Brief. Write out all of the lines below, exactly and completely.

(Dataset items)
---

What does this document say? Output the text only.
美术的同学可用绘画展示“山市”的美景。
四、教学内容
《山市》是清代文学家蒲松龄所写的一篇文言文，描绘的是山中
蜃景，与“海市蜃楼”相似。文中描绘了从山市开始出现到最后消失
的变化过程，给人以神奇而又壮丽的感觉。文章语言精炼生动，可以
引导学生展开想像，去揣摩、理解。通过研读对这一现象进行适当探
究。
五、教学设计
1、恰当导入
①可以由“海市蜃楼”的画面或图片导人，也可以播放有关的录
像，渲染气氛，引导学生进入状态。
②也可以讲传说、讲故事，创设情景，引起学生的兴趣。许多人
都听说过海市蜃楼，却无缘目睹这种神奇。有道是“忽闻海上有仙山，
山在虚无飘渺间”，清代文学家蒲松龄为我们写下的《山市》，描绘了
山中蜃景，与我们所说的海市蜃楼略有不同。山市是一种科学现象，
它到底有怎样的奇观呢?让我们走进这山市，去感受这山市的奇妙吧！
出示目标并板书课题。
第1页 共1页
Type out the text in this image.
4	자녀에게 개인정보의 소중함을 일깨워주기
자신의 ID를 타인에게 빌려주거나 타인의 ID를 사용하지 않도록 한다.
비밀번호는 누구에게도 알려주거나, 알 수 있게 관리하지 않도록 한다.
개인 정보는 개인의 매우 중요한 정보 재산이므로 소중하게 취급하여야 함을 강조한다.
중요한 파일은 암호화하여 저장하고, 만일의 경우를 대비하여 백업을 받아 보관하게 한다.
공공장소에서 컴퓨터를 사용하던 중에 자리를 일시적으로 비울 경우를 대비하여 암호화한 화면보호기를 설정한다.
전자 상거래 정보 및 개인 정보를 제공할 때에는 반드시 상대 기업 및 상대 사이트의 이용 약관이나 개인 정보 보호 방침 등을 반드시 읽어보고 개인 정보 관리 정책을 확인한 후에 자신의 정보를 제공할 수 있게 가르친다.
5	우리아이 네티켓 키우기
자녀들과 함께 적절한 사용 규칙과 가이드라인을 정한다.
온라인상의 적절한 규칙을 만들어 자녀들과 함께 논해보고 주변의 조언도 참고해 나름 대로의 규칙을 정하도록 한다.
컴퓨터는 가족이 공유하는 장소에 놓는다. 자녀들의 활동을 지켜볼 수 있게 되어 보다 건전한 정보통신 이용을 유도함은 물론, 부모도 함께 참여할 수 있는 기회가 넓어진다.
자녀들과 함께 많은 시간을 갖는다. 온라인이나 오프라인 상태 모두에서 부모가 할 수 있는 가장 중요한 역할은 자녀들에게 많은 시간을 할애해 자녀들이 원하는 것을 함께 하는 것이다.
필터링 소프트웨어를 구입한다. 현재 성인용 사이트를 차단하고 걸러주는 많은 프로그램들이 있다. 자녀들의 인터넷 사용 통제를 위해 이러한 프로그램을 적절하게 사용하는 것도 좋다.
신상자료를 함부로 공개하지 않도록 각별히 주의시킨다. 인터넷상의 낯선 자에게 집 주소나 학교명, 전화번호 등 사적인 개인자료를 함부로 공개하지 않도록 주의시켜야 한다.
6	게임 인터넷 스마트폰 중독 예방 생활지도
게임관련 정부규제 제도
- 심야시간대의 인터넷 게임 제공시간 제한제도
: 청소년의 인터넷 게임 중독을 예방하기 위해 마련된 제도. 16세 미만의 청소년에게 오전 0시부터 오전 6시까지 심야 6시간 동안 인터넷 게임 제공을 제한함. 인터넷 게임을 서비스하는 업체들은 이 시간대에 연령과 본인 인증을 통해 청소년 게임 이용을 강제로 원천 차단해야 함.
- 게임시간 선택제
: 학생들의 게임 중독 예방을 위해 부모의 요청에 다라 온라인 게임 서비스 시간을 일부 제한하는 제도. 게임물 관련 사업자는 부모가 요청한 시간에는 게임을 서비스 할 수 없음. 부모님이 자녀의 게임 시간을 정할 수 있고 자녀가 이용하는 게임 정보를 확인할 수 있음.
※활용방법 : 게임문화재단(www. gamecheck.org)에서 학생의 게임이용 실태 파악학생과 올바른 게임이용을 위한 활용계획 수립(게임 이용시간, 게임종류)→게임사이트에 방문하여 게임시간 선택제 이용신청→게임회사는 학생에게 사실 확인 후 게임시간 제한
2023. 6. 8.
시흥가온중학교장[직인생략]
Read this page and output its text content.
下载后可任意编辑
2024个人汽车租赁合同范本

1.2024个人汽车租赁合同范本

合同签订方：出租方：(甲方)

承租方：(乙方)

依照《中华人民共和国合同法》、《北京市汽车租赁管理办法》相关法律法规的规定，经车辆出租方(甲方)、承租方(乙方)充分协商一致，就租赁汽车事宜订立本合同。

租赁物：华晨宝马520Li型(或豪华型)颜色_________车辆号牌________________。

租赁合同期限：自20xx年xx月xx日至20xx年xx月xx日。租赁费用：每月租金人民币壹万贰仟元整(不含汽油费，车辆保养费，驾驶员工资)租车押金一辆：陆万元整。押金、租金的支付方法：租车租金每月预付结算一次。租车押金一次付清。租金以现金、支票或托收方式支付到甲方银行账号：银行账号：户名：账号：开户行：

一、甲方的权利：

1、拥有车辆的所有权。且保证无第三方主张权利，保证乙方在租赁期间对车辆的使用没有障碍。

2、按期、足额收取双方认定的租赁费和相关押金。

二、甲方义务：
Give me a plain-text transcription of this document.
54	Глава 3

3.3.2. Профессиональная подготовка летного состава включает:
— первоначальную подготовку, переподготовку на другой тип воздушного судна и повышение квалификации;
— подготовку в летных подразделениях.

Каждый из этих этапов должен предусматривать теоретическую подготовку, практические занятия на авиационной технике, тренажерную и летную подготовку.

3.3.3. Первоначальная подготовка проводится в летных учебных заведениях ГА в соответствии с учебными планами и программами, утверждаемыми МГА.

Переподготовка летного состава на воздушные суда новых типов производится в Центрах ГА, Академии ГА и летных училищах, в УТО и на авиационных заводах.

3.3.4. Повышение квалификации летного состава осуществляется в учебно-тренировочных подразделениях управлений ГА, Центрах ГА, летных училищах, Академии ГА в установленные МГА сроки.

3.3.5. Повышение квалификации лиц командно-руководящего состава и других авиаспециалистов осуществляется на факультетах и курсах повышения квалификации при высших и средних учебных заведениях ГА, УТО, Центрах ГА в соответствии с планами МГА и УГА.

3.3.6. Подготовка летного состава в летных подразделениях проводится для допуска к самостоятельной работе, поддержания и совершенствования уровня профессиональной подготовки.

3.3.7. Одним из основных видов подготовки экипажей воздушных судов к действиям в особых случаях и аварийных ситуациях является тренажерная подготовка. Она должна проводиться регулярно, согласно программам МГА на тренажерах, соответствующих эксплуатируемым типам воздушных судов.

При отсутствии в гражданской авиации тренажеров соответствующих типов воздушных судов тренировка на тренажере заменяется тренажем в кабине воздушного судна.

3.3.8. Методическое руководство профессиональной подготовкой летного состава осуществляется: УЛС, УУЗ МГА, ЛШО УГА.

---

Complete response.
What does this document say? Output the text only.
美术的同学可用绘画展示“山市”的美景。
四、教学内容
《山市》是清代文学家蒲松龄所写的一篇文言文，描绘的是山中
蜃景，与“海市蜃楼”相似。文中描绘了从山市开始出现到最后消失
的变化过程，给人以神奇而又壮丽的感觉。文章语言精炼生动，可以
引导学生展开想像，去揣摩、理解。通过研读对这一现象进行适当探
究。
五、教学设计
1、恰当导入
①可以由“海市蜃楼”的画面或图片导人，也可以播放有关的录
像，渲染气氛，引导学生进入状态。
②也可以讲传说、讲故事，创设情景，引起学生的兴趣。许多人
都听说过海市蜃楼，却无缘目睹这种神奇。有道是“忽闻海上有仙山，
山在虚无飘渺间”，清代文学家蒲松龄为我们写下的《山市》，描绘了
山中蜃景，与我们所说的海市蜃楼略有不同。山市是一种科学现象，
它到底有怎样的奇观呢?让我们走进这山市，去感受这山市的奇妙吧！
出示目标并板书课题。
第1页 共1页
Type out the text in this image.
4	자녀에게 개인정보의 소중함을 일깨워주기
자신의 ID를 타인에게 빌려주거나 타인의 ID를 사용하지 않도록 한다.
비밀번호는 누구에게도 알려주거나, 알 수 있게 관리하지 않도록 한다.
개인 정보는 개인의 매우 중요한 정보 재산이므로 소중하게 취급하여야 함을 강조한다.
중요한 파일은 암호화하여 저장하고, 만일의 경우를 대비하여 백업을 받아 보관하게 한다.
공공장소에서 컴퓨터를 사용하던 중에 자리를 일시적으로 비울 경우를 대비하여 암호화한 화면보호기를 설정한다.
전자 상거래 정보 및 개인 정보를 제공할 때에는 반드시 상대 기업 및 상대 사이트의 이용 약관이나 개인 정보 보호 방침 등을 반드시 읽어보고 개인 정보 관리 정책을 확인한 후에 자신의 정보를 제공할 수 있게 가르친다.
5	우리아이 네티켓 키우기
자녀들과 함께 적절한 사용 규칙과 가이드라인을 정한다.
온라인상의 적절한 규칙을 만들어 자녀들과 함께 논해보고 주변의 조언도 참고해 나름 대로의 규칙을 정하도록 한다.
컴퓨터는 가족이 공유하는 장소에 놓는다. 자녀들의 활동을 지켜볼 수 있게 되어 보다 건전한 정보통신 이용을 유도함은 물론, 부모도 함께 참여할 수 있는 기회가 넓어진다.
자녀들과 함께 많은 시간을 갖는다. 온라인이나 오프라인 상태 모두에서 부모가 할 수 있는 가장 중요한 역할은 자녀들에게 많은 시간을 할애해 자녀들이 원하는 것을 함께 하는 것이다.
필터링 소프트웨어를 구입한다. 현재 성인용 사이트를 차단하고 걸러주는 많은 프로그램들이 있다. 자녀들의 인터넷 사용 통제를 위해 이러한 프로그램을 적절하게 사용하는 것도 좋다.
신상자료를 함부로 공개하지 않도록 각별히 주의시킨다. 인터넷상의 낯선 자에게 집 주소나 학교명, 전화번호 등 사적인 개인자료를 함부로 공개하지 않도록 주의시켜야 한다.
6	게임 인터넷 스마트폰 중독 예방 생활지도
게임관련 정부규제 제도
- 심야시간대의 인터넷 게임 제공시간 제한제도
: 청소년의 인터넷 게임 중독을 예방하기 위해 마련된 제도. 16세 미만의 청소년에게 오전 0시부터 오전 6시까지 심야 6시간 동안 인터넷 게임 제공을 제한함. 인터넷 게임을 서비스하는 업체들은 이 시간대에 연령과 본인 인증을 통해 청소년 게임 이용을 강제로 원천 차단해야 함.
- 게임시간 선택제
: 학생들의 게임 중독 예방을 위해 부모의 요청에 다라 온라인 게임 서비스 시간을 일부 제한하는 제도. 게임물 관련 사업자는 부모가 요청한 시간에는 게임을 서비스 할 수 없음. 부모님이 자녀의 게임 시간을 정할 수 있고 자녀가 이용하는 게임 정보를 확인할 수 있음.
※활용방법 : 게임문화재단(www. gamecheck.org)에서 학생의 게임이용 실태 파악학생과 올바른 게임이용을 위한 활용계획 수립(게임 이용시간, 게임종류)→게임사이트에 방문하여 게임시간 선택제 이용신청→게임회사는 학생에게 사실 확인 후 게임시간 제한
2023. 6. 8.
시흥가온중학교장[직인생략]
Read this page and output its text content.
下载后可任意编辑
2024个人汽车租赁合同范本

1.2024个人汽车租赁合同范本

合同签订方：出租方：(甲方)

承租方：(乙方)

依照《中华人民共和国合同法》、《北京市汽车租赁管理办法》相关法律法规的规定，经车辆出租方(甲方)、承租方(乙方)充分协商一致，就租赁汽车事宜订立本合同。

租赁物：华晨宝马520Li型(或豪华型)颜色_________车辆号牌________________。

租赁合同期限：自20xx年xx月xx日至20xx年xx月xx日。租赁费用：每月租金人民币壹万贰仟元整(不含汽油费，车辆保养费，驾驶员工资)租车押金一辆：陆万元整。押金、租金的支付方法：租车租金每月预付结算一次。租车押金一次付清。租金以现金、支票或托收方式支付到甲方银行账号：银行账号：户名：账号：开户行：

一、甲方的权利：

1、拥有车辆的所有权。且保证无第三方主张权利，保证乙方在租赁期间对车辆的使用没有障碍。

2、按期、足额收取双方认定的租赁费和相关押金。

二、甲方义务：
Give me a plain-text transcription of this document.
54	Глава 3

3.3.2. Профессиональная подготовка летного состава включает:
— первоначальную подготовку, переподготовку на другой тип воздушного судна и повышение квалификации;
— подготовку в летных подразделениях.

Каждый из этих этапов должен предусматривать теоретическую подготовку, практические занятия на авиационной технике, тренажерную и летную подготовку.

3.3.3. Первоначальная подготовка проводится в летных учебных заведениях ГА в соответствии с учебными планами и программами, утверждаемыми МГА.

Переподготовка летного состава на воздушные суда новых типов производится в Центрах ГА, Академии ГА и летных училищах, в УТО и на авиационных заводах.

3.3.4. Повышение квалификации летного состава осуществляется в учебно-тренировочных подразделениях управлений ГА, Центрах ГА, летных училищах, Академии ГА в установленные МГА сроки.

3.3.5. Повышение квалификации лиц командно-руководящего состава и других авиаспециалистов осуществляется на факультетах и курсах повышения квалификации при высших и средних учебных заведениях ГА, УТО, Центрах ГА в соответствии с планами МГА и УГА.

3.3.6. Подготовка летного состава в летных подразделениях проводится для допуска к самостоятельной работе, поддержания и совершенствования уровня профессиональной подготовки.

3.3.7. Одним из основных видов подготовки экипажей воздушных судов к действиям в особых случаях и аварийных ситуациях является тренажерная подготовка. Она должна проводиться регулярно, согласно программам МГА на тренажерах, соответствующих эксплуатируемым типам воздушных судов.

При отсутствии в гражданской авиации тренажеров соответствующих типов воздушных судов тренировка на тренажере заменяется тренажем в кабине воздушного судна.

3.3.8. Методическое руководство профессиональной подготовкой летного состава осуществляется: УЛС, УУЗ МГА, ЛШО УГА.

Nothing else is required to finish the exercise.